--- David 'DJ' Hedley spyders@btinternet.com wrote:
Unless we're living in a world of 56K internet still, I think 32K could become at least 50K. Even articles on albums by Eminem and so forth are getting above 32K - Giving that limit is slowly even limiting the growth of good articles. If an article grows above that it should be allowed to grow, unless it is obviously repeating itself.
Yeah, let it grow. But at some point some sections will need to be summarized and the detail put into a daughter article. We need not burden readers with more detail than is necessary - those that want more detail on the sub topic covered by that section can skip ahead directly to the main article for that section.
My own opinion is that almost all articles are probably too long once they enter the 30 to 45KB range but some topics are so expansive that they are not too long at even 50KB. At the same time some other topics are so narrowly focused that they could be considered too detailed even if they don't trigger a page size warning.

• _Problems to work on_
a) Using the message about article length, decide whether each statement agrees with it. Answer yes or no for each, and quote the deciding words.
(i) The reply says some sections of a growing article may eventually need to be summarized, with their detail moved to a separate article.
(ii) Hedley says only articles on obscure topics are getting above 32K.
(iii) The reply says every topic is too long once it reaches 50KB.
b) In one to three sentences, explain why the message about article length says some sections should be summarized and their detail put into a daughter article.
c) Write what comes next in the message about article length, picking up right after its last sentence.

• _Data_
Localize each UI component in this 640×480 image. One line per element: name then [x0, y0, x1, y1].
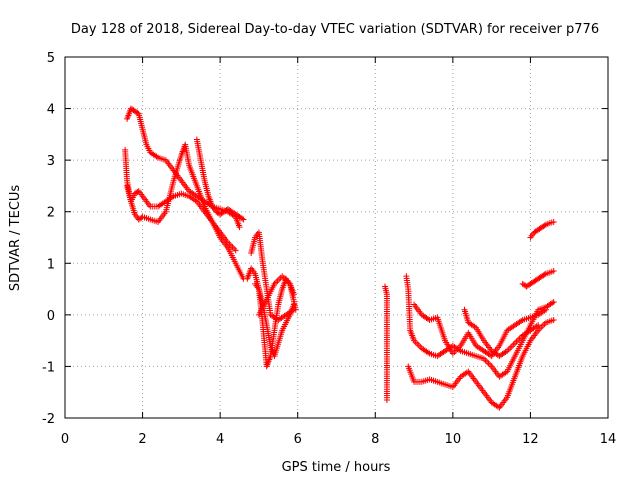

• _Results in order_
a)
(i) Yes: "But at some point some sections will need to be summarized and the detail put into a daughter article."
(ii) No: "Even articles on albums by Eminem and so forth are getting above 32K"
(iii) No: "some topics are so expansive that they are not too long at even 50KB"

b) Readers shouldn't be burdened with more detail than necessary. Those who want more on the subtopic covered by a section can go straight to the main article for that section.

c)
We had a long discussion about this a month ago on the featured article criteria talk page. The general consensus was against specific numerical limits while at the same time not having articles be longer than needed to pass the other FAC criteria. The only outstanding matter is finding some wording that can be agreed upon so that can be added as a FAC criteria.
Part of good writing is prioritizing what information should be presented up front to readers vs what can be best dealt with in other related articles. Some points: *Readers should have the ability to zoom to the level of detail they need. Having all the detail on one page does not allow for that. *Do this by summarizing and providing links to more detailed treatments on those sub topics. *What matters is that Wikipedia has lots of detail on a topic, not that all that detail is on the same page.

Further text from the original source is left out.